__Recorded data__:
+===+
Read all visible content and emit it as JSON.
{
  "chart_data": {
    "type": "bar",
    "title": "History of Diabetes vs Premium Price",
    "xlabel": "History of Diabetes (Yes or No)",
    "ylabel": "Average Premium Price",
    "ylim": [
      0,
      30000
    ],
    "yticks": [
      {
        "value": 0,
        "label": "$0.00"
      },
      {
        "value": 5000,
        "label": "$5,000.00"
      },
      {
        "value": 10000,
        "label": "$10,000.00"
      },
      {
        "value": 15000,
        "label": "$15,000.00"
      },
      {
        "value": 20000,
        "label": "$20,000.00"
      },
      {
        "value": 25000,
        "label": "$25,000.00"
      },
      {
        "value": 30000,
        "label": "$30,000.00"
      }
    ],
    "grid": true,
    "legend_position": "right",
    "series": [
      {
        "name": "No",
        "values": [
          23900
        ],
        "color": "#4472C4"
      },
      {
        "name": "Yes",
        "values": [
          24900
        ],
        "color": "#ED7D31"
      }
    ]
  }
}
+===+
Retype all the material above precisely, with no line left out.

__Output of the exercise__:
Read all visible content and emit it as JSON.
{
  "chart_data": {
    "type": "bar",
    "title": "History of Diabetes vs Premium Price",
    "xlabel": "History of Diabetes (Yes or No)",
    "ylabel": "Average Premium Price",
    "ylim": [
      0,
      30000
    ],
    "yticks": [
      {
        "value": 0,
        "label": "$0.00"
      },
      {
        "value": 5000,
        "label": "$5,000.00"
      },
      {
        "value": 10000,
        "label": "$10,000.00"
      },
      {
        "value": 15000,
        "label": "$15,000.00"
      },
      {
        "value": 20000,
        "label": "$20,000.00"
      },
      {
        "value": 25000,
        "label": "$25,000.00"
      },
      {
        "value": 30000,
        "label": "$30,000.00"
      }
    ],
    "grid": true,
    "legend_position": "right",
    "series": [
      {
        "name": "No",
        "values": [
          23900
        ],
        "color": "#4472C4"
      },
      {
        "name": "Yes",
        "values": [
          24900
        ],
        "color": "#ED7D31"
      }
    ]
  }
}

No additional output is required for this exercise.